[Collected data]
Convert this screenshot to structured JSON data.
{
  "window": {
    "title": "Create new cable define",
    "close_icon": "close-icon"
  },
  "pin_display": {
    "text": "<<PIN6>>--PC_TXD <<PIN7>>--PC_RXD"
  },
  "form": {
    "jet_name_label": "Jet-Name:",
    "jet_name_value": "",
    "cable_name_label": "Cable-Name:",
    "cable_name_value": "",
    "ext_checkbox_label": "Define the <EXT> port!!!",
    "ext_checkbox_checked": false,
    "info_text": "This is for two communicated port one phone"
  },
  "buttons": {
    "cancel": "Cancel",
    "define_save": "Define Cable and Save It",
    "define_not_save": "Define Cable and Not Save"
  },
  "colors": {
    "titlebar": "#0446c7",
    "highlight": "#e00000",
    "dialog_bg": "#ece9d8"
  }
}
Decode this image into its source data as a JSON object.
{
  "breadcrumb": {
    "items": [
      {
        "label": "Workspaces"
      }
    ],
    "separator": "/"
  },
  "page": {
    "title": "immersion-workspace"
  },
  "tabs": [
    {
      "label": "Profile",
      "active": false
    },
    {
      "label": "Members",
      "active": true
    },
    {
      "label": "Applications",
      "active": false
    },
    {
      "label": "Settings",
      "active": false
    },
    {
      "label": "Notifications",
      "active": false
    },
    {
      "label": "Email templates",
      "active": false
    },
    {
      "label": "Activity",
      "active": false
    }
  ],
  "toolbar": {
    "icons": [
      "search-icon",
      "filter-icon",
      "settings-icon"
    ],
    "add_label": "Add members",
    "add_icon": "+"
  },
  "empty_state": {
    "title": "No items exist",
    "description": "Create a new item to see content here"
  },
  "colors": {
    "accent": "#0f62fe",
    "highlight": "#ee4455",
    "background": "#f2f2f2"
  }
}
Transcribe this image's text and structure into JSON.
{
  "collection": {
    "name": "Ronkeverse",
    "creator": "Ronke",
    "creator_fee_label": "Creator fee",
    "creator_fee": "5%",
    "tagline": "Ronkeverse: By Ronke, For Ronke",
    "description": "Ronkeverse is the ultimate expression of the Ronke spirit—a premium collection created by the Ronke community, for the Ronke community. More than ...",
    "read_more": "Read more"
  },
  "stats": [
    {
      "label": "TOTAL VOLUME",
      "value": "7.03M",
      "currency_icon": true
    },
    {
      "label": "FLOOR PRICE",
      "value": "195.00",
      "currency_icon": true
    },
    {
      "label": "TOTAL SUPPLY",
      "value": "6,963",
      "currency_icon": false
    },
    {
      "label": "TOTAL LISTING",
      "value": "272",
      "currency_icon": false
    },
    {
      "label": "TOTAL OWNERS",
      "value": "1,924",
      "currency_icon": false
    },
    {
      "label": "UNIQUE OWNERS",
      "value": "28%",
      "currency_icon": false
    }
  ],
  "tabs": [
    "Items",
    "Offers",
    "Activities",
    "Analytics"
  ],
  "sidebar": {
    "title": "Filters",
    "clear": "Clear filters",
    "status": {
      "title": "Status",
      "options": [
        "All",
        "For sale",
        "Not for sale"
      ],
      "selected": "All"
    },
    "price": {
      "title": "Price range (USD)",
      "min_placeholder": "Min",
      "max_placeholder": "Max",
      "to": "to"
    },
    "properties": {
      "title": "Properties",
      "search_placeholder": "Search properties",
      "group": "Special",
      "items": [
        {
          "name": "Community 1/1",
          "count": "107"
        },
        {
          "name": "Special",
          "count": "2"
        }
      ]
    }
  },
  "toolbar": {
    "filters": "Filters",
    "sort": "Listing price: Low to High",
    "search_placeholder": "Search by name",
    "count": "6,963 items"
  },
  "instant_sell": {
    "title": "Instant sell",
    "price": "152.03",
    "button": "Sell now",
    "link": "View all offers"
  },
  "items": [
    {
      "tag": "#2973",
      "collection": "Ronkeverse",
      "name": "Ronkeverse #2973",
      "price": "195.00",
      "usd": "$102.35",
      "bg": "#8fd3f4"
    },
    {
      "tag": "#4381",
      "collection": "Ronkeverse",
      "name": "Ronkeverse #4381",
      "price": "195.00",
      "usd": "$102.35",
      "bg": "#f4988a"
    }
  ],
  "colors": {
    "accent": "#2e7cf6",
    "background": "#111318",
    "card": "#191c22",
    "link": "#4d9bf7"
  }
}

#### What to produce
Report the count of lines in the entries that contain the string "TOTAL", and nothing besides it.

#### Result
4